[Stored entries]

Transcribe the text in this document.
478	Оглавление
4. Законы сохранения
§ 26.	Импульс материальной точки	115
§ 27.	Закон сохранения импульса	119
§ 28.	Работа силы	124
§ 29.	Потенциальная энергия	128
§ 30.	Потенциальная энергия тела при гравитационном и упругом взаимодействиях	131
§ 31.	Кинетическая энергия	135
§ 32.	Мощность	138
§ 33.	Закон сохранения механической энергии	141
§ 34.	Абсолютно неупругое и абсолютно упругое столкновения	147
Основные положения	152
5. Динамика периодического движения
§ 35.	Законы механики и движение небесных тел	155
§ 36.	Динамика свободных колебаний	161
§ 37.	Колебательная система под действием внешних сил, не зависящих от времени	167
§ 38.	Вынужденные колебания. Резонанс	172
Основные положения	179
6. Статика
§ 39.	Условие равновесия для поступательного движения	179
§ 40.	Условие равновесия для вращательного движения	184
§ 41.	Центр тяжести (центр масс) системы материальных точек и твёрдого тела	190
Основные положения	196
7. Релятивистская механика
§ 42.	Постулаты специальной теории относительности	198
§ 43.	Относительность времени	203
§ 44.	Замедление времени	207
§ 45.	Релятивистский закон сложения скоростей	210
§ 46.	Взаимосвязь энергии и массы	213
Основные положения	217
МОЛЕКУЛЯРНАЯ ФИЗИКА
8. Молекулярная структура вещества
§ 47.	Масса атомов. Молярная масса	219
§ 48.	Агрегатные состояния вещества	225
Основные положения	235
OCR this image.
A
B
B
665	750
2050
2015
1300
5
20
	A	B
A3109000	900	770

# [AIM]
Beginning at the line that holds "OCR this image.", write out word for word each line through the end of the records.

# [RESULT OF THIS TASK]
OCR this image.
A
B
B
665	750
2050
2015
1300
5
20
	A	B
A3109000	900	770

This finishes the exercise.